■ **PROMPT**: Reproduce every line of the listing as written, apart from the pictures.

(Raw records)
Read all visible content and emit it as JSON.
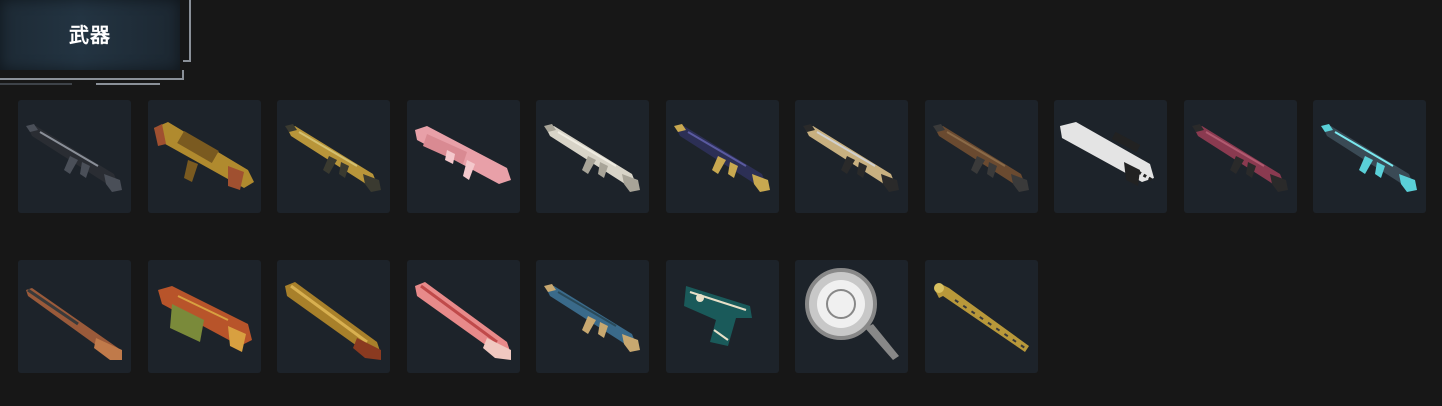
{
  "section": {
    "title": "武器"
  },
  "weapons": [
    {
      "icon": "assault-rifle-black-icon",
      "body": "#2a2d33",
      "accent": "#4a4f58",
      "detail": "#8a8f98",
      "shape": "rifle"
    },
    {
      "icon": "grenade-launcher-gold-icon",
      "body": "#b08a2e",
      "accent": "#7a5a20",
      "detail": "#a05030",
      "shape": "launcher"
    },
    {
      "icon": "assault-rifle-gold-icon",
      "body": "#b8953a",
      "accent": "#3a3a30",
      "detail": "#d4c070",
      "shape": "rifle"
    },
    {
      "icon": "bullpup-rifle-pink-icon",
      "body": "#e8a0a8",
      "accent": "#d98a92",
      "detail": "#f4c8cc",
      "shape": "bullpup"
    },
    {
      "icon": "assault-rifle-white-icon",
      "body": "#d8d4c8",
      "accent": "#a8a498",
      "detail": "#efece2",
      "shape": "rifle"
    },
    {
      "icon": "assault-rifle-navy-gold-icon",
      "body": "#2c2f55",
      "accent": "#c8a850",
      "detail": "#5a5aa0",
      "shape": "rifle"
    },
    {
      "icon": "assault-rifle-tan-icon",
      "body": "#c8b080",
      "accent": "#2a2a2a",
      "detail": "#d0d0d0",
      "shape": "rifle"
    },
    {
      "icon": "battle-rifle-brown-icon",
      "body": "#6a4a30",
      "accent": "#3a3a3a",
      "detail": "#8a6a48",
      "shape": "rifle"
    },
    {
      "icon": "sniper-rifle-white-icon",
      "body": "#e4e4e4",
      "accent": "#222222",
      "detail": "#ffffff",
      "shape": "sniper"
    },
    {
      "icon": "assault-rifle-maroon-icon",
      "body": "#8a3a50",
      "accent": "#2a2a2a",
      "detail": "#b05a70",
      "shape": "rifle"
    },
    {
      "icon": "assault-rifle-teal-icon",
      "body": "#3a4a55",
      "accent": "#5ad0d8",
      "detail": "#7ae8ee",
      "shape": "rifle"
    },
    {
      "icon": "bolt-rifle-wood-icon",
      "body": "#9a5a3a",
      "accent": "#3a3a3a",
      "detail": "#c07a4a",
      "shape": "bolt"
    },
    {
      "icon": "smg-orange-camo-icon",
      "body": "#b8542a",
      "accent": "#7a8a3a",
      "detail": "#d8a040",
      "shape": "smg"
    },
    {
      "icon": "shotgun-gold-wood-icon",
      "body": "#a8802a",
      "accent": "#8a3a20",
      "detail": "#d8b050",
      "shape": "shotgun"
    },
    {
      "icon": "shotgun-pink-floral-icon",
      "body": "#e88a8a",
      "accent": "#f0c8c0",
      "detail": "#c04a4a",
      "shape": "shotgun"
    },
    {
      "icon": "assault-rifle-blue-dotted-icon",
      "body": "#3a6a8a",
      "accent": "#c8a870",
      "detail": "#2a4a5a",
      "shape": "rifle"
    },
    {
      "icon": "pistol-teal-camo-icon",
      "body": "#1a5a5a",
      "accent": "#e8e0c8",
      "detail": "#0a3a3a",
      "shape": "pistol"
    },
    {
      "icon": "frying-pan-silver-icon",
      "body": "#c8c8c8",
      "accent": "#888888",
      "detail": "#f0f0f0",
      "shape": "pan"
    },
    {
      "icon": "crowbar-gold-icon",
      "body": "#b8983a",
      "accent": "#3a3a3a",
      "detail": "#d8c060",
      "shape": "crowbar"
    }
  ]
}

■ **PROBLEM SOLUTION**:
Read all visible content and emit it as JSON.
{
  "section": {
    "title": "武器"
  },
  "weapons": [
    {
      "icon": "assault-rifle-black-icon",
      "body": "#2a2d33",
      "accent": "#4a4f58",
      "detail": "#8a8f98",
      "shape": "rifle"
    },
    {
      "icon": "grenade-launcher-gold-icon",
      "body": "#b08a2e",
      "accent": "#7a5a20",
      "detail": "#a05030",
      "shape": "launcher"
    },
    {
      "icon": "assault-rifle-gold-icon",
      "body": "#b8953a",
      "accent": "#3a3a30",
      "detail": "#d4c070",
      "shape": "rifle"
    },
    {
      "icon": "bullpup-rifle-pink-icon",
      "body": "#e8a0a8",
      "accent": "#d98a92",
      "detail": "#f4c8cc",
      "shape": "bullpup"
    },
    {
      "icon": "assault-rifle-white-icon",
      "body": "#d8d4c8",
      "accent": "#a8a498",
      "detail": "#efece2",
      "shape": "rifle"
    },
    {
      "icon": "assault-rifle-navy-gold-icon",
      "body": "#2c2f55",
      "accent": "#c8a850",
      "detail": "#5a5aa0",
      "shape": "rifle"
    },
    {
      "icon": "assault-rifle-tan-icon",
      "body": "#c8b080",
      "accent": "#2a2a2a",
      "detail": "#d0d0d0",
      "shape": "rifle"
    },
    {
      "icon": "battle-rifle-brown-icon",
      "body": "#6a4a30",
      "accent": "#3a3a3a",
      "detail": "#8a6a48",
      "shape": "rifle"
    },
    {
      "icon": "sniper-rifle-white-icon",
      "body": "#e4e4e4",
      "accent": "#222222",
      "detail": "#ffffff",
      "shape": "sniper"
    },
    {
      "icon": "assault-rifle-maroon-icon",
      "body": "#8a3a50",
      "accent": "#2a2a2a",
      "detail": "#b05a70",
      "shape": "rifle"
    },
    {
      "icon": "assault-rifle-teal-icon",
      "body": "#3a4a55",
      "accent": "#5ad0d8",
      "detail": "#7ae8ee",
      "shape": "rifle"
    },
    {
      "icon": "bolt-rifle-wood-icon",
      "body": "#9a5a3a",
      "accent": "#3a3a3a",
      "detail": "#c07a4a",
      "shape": "bolt"
    },
    {
      "icon": "smg-orange-camo-icon",
      "body": "#b8542a",
      "accent": "#7a8a3a",
      "detail": "#d8a040",
      "shape": "smg"
    },
    {
      "icon": "shotgun-gold-wood-icon",
      "body": "#a8802a",
      "accent": "#8a3a20",
      "detail": "#d8b050",
      "shape": "shotgun"
    },
    {
      "icon": "shotgun-pink-floral-icon",
      "body": "#e88a8a",
      "accent": "#f0c8c0",
      "detail": "#c04a4a",
      "shape": "shotgun"
    },
    {
      "icon": "assault-rifle-blue-dotted-icon",
      "body": "#3a6a8a",
      "accent": "#c8a870",
      "detail": "#2a4a5a",
      "shape": "rifle"
    },
    {
      "icon": "pistol-teal-camo-icon",
      "body": "#1a5a5a",
      "accent": "#e8e0c8",
      "detail": "#0a3a3a",
      "shape": "pistol"
    },
    {
      "icon": "frying-pan-silver-icon",
      "body": "#c8c8c8",
      "accent": "#888888",
      "detail": "#f0f0f0",
      "shape": "pan"
    },
    {
      "icon": "crowbar-gold-icon",
      "body": "#b8983a",
      "accent": "#3a3a3a",
      "detail": "#d8c060",
      "shape": "crowbar"
    }
  ]
}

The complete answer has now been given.